DESCRIPTION OF THE TASK -
Output the data that follows exactly, line for line.

Saved data entries:
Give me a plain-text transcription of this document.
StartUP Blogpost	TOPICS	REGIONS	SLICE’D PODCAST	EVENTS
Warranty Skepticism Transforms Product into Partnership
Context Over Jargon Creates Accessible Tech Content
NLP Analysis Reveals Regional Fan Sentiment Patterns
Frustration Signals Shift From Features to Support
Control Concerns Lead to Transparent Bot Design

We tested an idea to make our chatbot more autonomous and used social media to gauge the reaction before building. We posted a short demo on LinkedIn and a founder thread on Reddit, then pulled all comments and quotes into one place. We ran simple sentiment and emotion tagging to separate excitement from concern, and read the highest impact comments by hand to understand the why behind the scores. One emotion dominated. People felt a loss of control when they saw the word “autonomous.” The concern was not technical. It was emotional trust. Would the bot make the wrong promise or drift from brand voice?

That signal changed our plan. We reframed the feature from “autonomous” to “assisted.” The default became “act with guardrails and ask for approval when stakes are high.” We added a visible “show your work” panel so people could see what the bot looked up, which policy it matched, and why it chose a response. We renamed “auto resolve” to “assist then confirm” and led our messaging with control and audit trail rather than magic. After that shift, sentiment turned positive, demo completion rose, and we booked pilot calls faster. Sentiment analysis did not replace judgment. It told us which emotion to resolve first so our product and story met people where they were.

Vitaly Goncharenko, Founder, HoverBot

RESULT OF THIS TASK -
Give me a plain-text transcription of this document.
StartUP Blogpost	TOPICS	REGIONS	SLICE’D PODCAST	EVENTS
Warranty Skepticism Transforms Product into Partnership
Context Over Jargon Creates Accessible Tech Content
NLP Analysis Reveals Regional Fan Sentiment Patterns
Frustration Signals Shift From Features to Support
Control Concerns Lead to Transparent Bot Design

We tested an idea to make our chatbot more autonomous and used social media to gauge the reaction before building. We posted a short demo on LinkedIn and a founder thread on Reddit, then pulled all comments and quotes into one place. We ran simple sentiment and emotion tagging to separate excitement from concern, and read the highest impact comments by hand to understand the why behind the scores. One emotion dominated. People felt a loss of control when they saw the word “autonomous.” The concern was not technical. It was emotional trust. Would the bot make the wrong promise or drift from brand voice?

That signal changed our plan. We reframed the feature from “autonomous” to “assisted.” The default became “act with guardrails and ask for approval when stakes are high.” We added a visible “show your work” panel so people could see what the bot looked up, which policy it matched, and why it chose a response. We renamed “auto resolve” to “assist then confirm” and led our messaging with control and audit trail rather than magic. After that shift, sentiment turned positive, demo completion rose, and we booked pilot calls faster. Sentiment analysis did not replace judgment. It told us which emotion to resolve first so our product and story met people where they were.

Vitaly Goncharenko, Founder, HoverBot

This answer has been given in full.